_Reading text_.
Last year, Minnesota Rep. Michele Bachmann summed up what would become the de facto Republican platform for the 2010 midterm elections when she fretted, "We're running out of rich people in this country." Now, as the GOP demands a $700 billion Treasury-draining tax cut for the wealthiest Americans even as it calls for a balanced budget amendment to the Constitution, a new study shows that the rich will win even if they lose.
As the New York Times reported Wednesday, the nonpartisan Joint Committee on Taxation examined the impact of letting the Bush tax cuts of 2001 and 2003 lapse for just the top bracket taxpayers. The analysis, request by Democrats on the House Way and Means Committee, found:

Taxpayers with income of more than $1 million for 2011 would still receive on average a tax cut of about $6,300 compared with what they would have paid under rates in effect until 2001...That compares, however, with the roughly $100,000 average tax cut that households with more than $1 million in income would receive under current rates.
Filers with taxable income of $500,000 to $1 million would still get on average a tax cut of $6,700 compared with pre-2001 rates, according to the data from the tax analysts. But that compares with roughly $17,500 if the top Bush tax rates were maintained.

_Data entries_.
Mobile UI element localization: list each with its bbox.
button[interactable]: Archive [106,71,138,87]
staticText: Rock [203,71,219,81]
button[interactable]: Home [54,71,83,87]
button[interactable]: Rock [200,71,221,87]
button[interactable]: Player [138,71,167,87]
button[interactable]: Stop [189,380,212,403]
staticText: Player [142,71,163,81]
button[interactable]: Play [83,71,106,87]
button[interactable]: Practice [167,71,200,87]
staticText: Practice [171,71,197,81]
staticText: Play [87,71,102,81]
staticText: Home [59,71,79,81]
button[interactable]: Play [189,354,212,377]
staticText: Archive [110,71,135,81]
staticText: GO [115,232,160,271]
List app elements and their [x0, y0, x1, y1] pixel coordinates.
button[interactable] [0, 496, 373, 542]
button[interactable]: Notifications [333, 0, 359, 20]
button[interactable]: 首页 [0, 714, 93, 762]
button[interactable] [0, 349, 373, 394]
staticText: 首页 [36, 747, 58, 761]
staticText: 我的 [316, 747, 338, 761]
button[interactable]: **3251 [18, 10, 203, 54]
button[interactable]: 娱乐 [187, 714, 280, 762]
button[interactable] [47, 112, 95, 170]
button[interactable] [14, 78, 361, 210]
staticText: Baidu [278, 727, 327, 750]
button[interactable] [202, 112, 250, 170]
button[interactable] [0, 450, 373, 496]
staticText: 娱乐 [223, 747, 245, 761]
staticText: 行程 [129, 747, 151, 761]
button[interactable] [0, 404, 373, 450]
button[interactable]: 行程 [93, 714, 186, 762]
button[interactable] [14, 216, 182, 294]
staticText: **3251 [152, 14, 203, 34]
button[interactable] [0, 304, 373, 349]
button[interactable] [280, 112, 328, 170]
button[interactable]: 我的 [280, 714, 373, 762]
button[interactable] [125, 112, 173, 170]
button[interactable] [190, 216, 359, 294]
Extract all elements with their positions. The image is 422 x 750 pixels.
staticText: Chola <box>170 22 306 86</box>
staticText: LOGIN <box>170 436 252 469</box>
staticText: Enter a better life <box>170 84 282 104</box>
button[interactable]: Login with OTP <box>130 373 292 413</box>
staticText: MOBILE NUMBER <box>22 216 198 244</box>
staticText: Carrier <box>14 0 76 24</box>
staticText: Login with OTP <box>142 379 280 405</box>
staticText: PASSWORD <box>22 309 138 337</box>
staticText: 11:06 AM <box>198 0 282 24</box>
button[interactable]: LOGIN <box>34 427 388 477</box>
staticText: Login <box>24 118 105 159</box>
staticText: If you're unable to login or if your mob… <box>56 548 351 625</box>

_Problems_.
A. Rewrite the rows from the very first one through the line containing "staticText: 我的 [316, 747, 338, 761]", replacing "interactable" with "clickable" and keeping everything else the same.
B. Write the next part of the passage on the Bush tax cuts for top earners, continuing from its last sentence.
The tax cut passage and the rows are unrelated to each other.

_Task-by-task outputs_.
A.
Mobile UI element localization: list each with its bbox.
button[clickable]: Archive [106,71,138,87]
staticText: Rock [203,71,219,81]
button[clickable]: Home [54,71,83,87]
button[clickable]: Rock [200,71,221,87]
button[clickable]: Player [138,71,167,87]
button[clickable]: Stop [189,380,212,403]
staticText: Player [142,71,163,81]
button[clickable]: Play [83,71,106,87]
button[clickable]: Practice [167,71,200,87]
staticText: Practice [171,71,197,81]
staticText: Play [87,71,102,81]
staticText: Home [59,71,79,81]
button[clickable]: Play [189,354,212,377]
staticText: Archive [110,71,135,81]
staticText: GO [115,232,160,271]
List app elements and their [x0, y0, x1, y1] pixel coordinates.
button[clickable] [0, 496, 373, 542]
button[clickable]: Notifications [333, 0, 359, 20]
button[clickable]: 首页 [0, 714, 93, 762]
button[clickable] [0, 349, 373, 394]
staticText: 首页 [36, 747, 58, 761]
staticText: 我的 [316, 747, 338, 761]

B.
As it turns out, the wealthy have never had it so good - at least since 1929. Income inequality in the United States has reached record levels not seen since the start of the Great Depression. Over the three decades ending in 2007, CBPP found that the top 1 percent's share of the nation's total after-tax household income more than doubled, from 7.5 percent to 17.1 percent. During that time, the share of the middle 60% of Americans dropped from 51.1 percent to 43.5 percent; the bottom four-fifths declined from 58 percent to 48 percent. As for the poor, they fell further and further behind, with the lowest quintile's income share sliding to just 4.9%.
To be sure, the deficit-exploding Bush tax cuts played an essential role in fueling the gap. As the Center for American Progress reported in 2008, that upper class payday delivered a third of its total benefits to the wealthiest 1% of Americans. More shocking still, between 2001 and 2007, the income share of the 400 richest American taxpayers doubled even as their tax rates were halved. As the New York Times revealed in October, by 2007 the top 1% - the 1.5 million families earning more than $400,000 - reaped 24% of the nation's income. The bottom 90% - the 136 million families below $110,000 - accounted for just 50%. Even when the top two rates were 36% and 39.6%, as they were during the Clinton era and to President Obama now proposes returning, the wealthy (along with almost everyone else) did very well, indeed.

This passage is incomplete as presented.